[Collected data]
━━━━━━━━━━

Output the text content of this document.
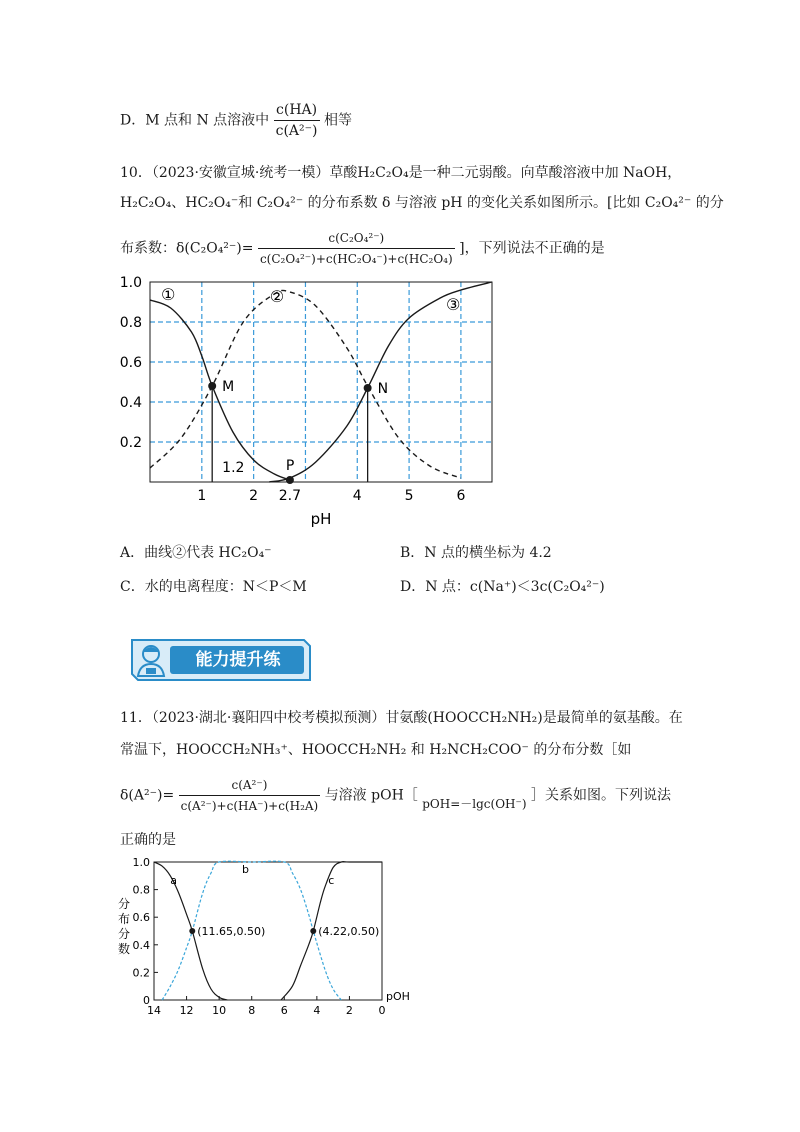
D．M 点和 N 点溶液中 $\frac{c(HA)}{\text{c(A²⁻)}}$ 相等
10．（2023·安徽宣城·统考一模）草酸H₂C₂O₄是一种二元弱酸。向草酸溶液中加 NaOH，
H₂C₂O₄、HC₂O₄⁻和 C₂O₄²⁻ 的分布系数 δ 与溶液 pH 的变化关系如图所示。[比如 C₂O₄²⁻ 的分
布系数：$\delta(C_2O_4^{2-})= \frac{\text{c(C₂O₄²⁻)}}{\text{c(C₂O₄²⁻)+c(HC₂O₄⁻)+c(HC₂O₄)}}$ ]，下列说法不正确的是
0.2
0.4
0.6
0.8
1.0
1	2	4	5	6
pH
①	②	③
M	N
P
1.2
2.7
A．曲线②代表 HC₂O₄⁻	B．N 点的横坐标为 4.2
C．水的电离程度：N＜P＜M	D．N 点：c(Na⁺)＜3c(C₂O₄²⁻)
能力提升练
11．（2023·湖北·襄阳四中校考模拟预测）甘氨酸(HOOCCH₂NH₂)是最简单的氨基酸。在
常温下，HOOCCH₂NH₃⁺、HOOCCH₂NH₂ 和 H₂NCH₂COO⁻ 的分布分数［如
$\delta(A^{2-})= \frac{\text{c(A²⁻)}}{\text{c(A²⁻)+c(HA⁻)+c(H₂A)}}$ 与溶液 pOH［ pOH=－lgc(OH⁻) ］关系如图。下列说法
正确的是
0
0.2
0.4
0.6
0.8
1.0
14 12 10 8 6 4 2 0
pOH
分布分数
a
b
c
(11.65,0.50)	(4.22,0.50)
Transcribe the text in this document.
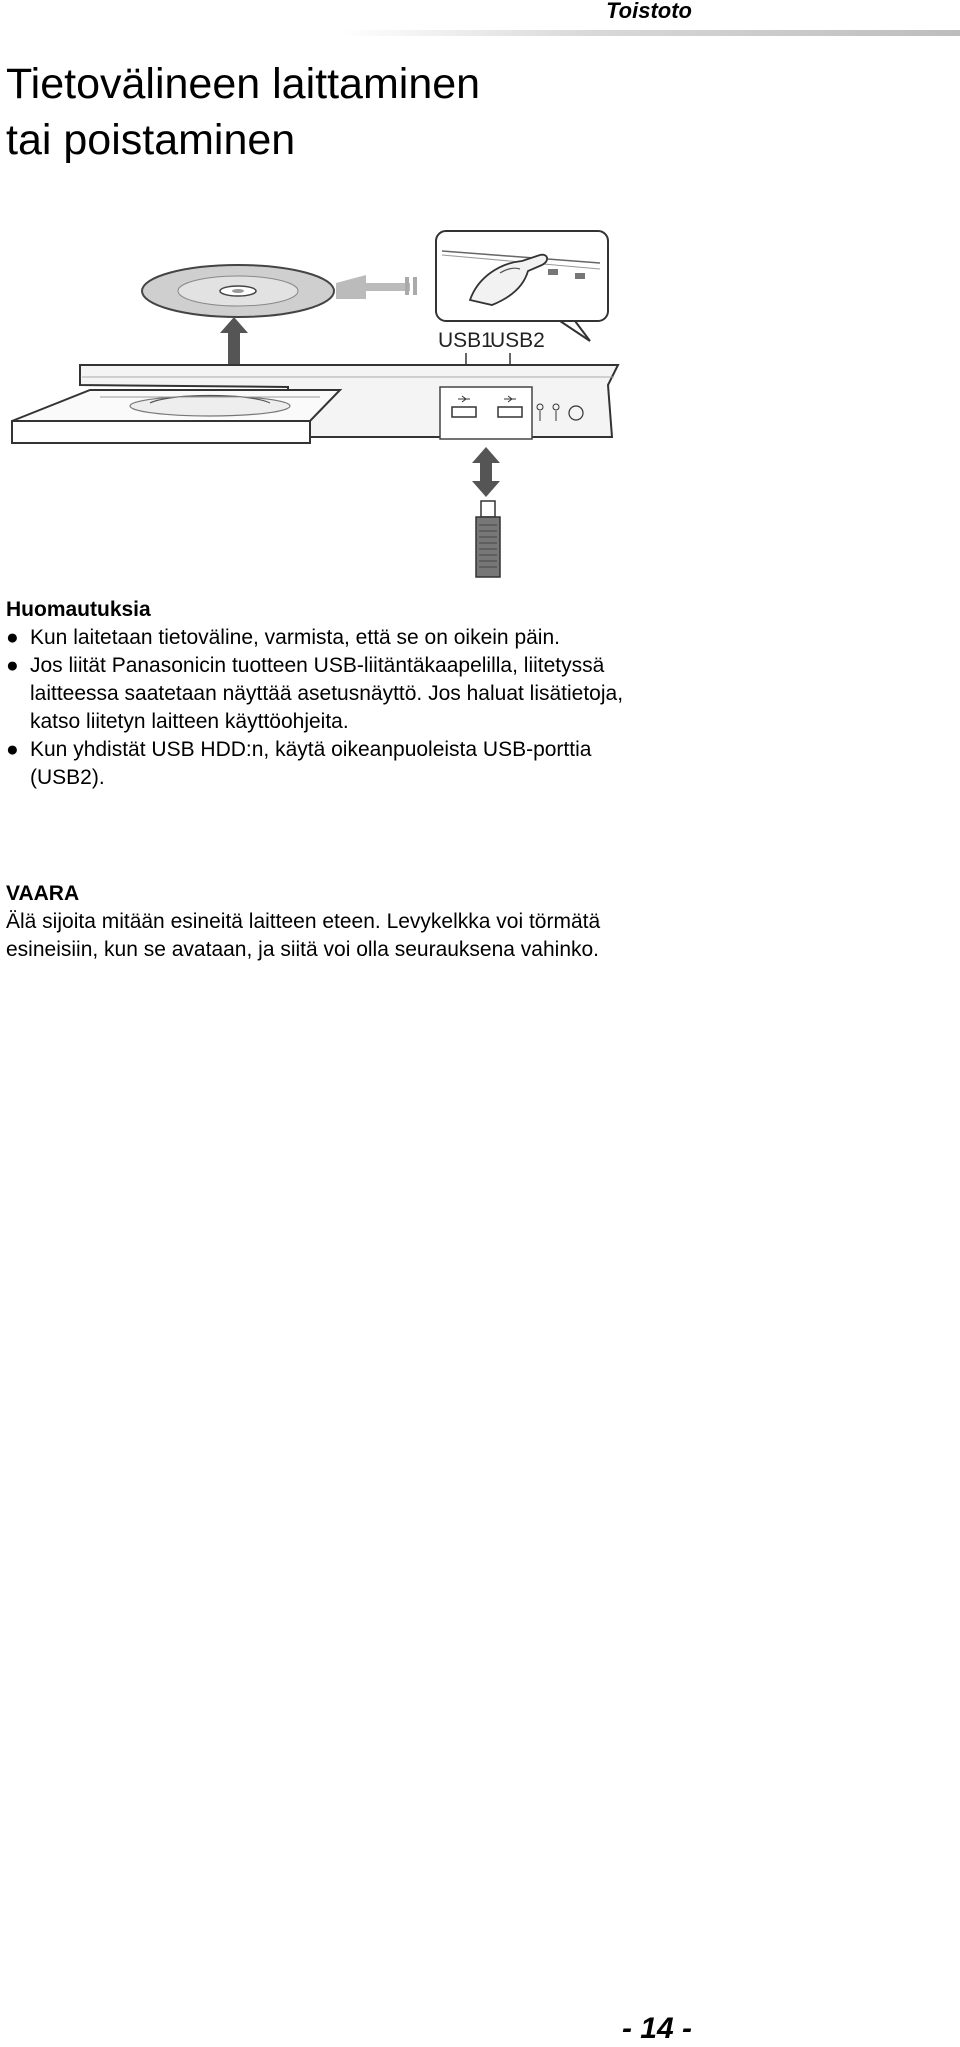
Toistoto
Tietovälineen laittaminen
tai poistaminen
USB1
USB2

Huomautuksia

● Kun laitetaan tietoväline, varmista, että se on oikein päin.
● Jos liität Panasonicin tuotteen USB-liitäntäkaapelilla, liitetyssä laitteessa saatetaan näyttää asetusnäyttö. Jos haluat lisätietoja, katso liitetyn laitteen käyttöohjeita.
● Kun yhdistät USB HDD:n, käytä oikeanpuoleista USB-porttia (USB2).

VAARA

Älä sijoita mitään esineitä laitteen eteen. Levykelkka voi törmätä esineisiin, kun se avataan, ja siitä voi olla seurauksena vahinko.

- 14 -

━━━━━━━━━━

◆ EXERCISE INSTRUCTIONS
Without any pictures, write out the lines running from the one containing "Transcribe the text in this document." through the end of the listing above, both included, exactly as given.

◆ COMPLETE RESPONSE
Transcribe the text in this document.
Toistoto
Tietovälineen laittaminen
tai poistaminen
USB1
USB2

Huomautuksia

● Kun laitetaan tietoväline, varmista, että se on oikein päin.
● Jos liität Panasonicin tuotteen USB-liitäntäkaapelilla, liitetyssä laitteessa saatetaan näyttää asetusnäyttö. Jos haluat lisätietoja, katso liitetyn laitteen käyttöohjeita.
● Kun yhdistät USB HDD:n, käytä oikeanpuoleista USB-porttia (USB2).

VAARA

Älä sijoita mitään esineitä laitteen eteen. Levykelkka voi törmätä esineisiin, kun se avataan, ja siitä voi olla seurauksena vahinko.

- 14 -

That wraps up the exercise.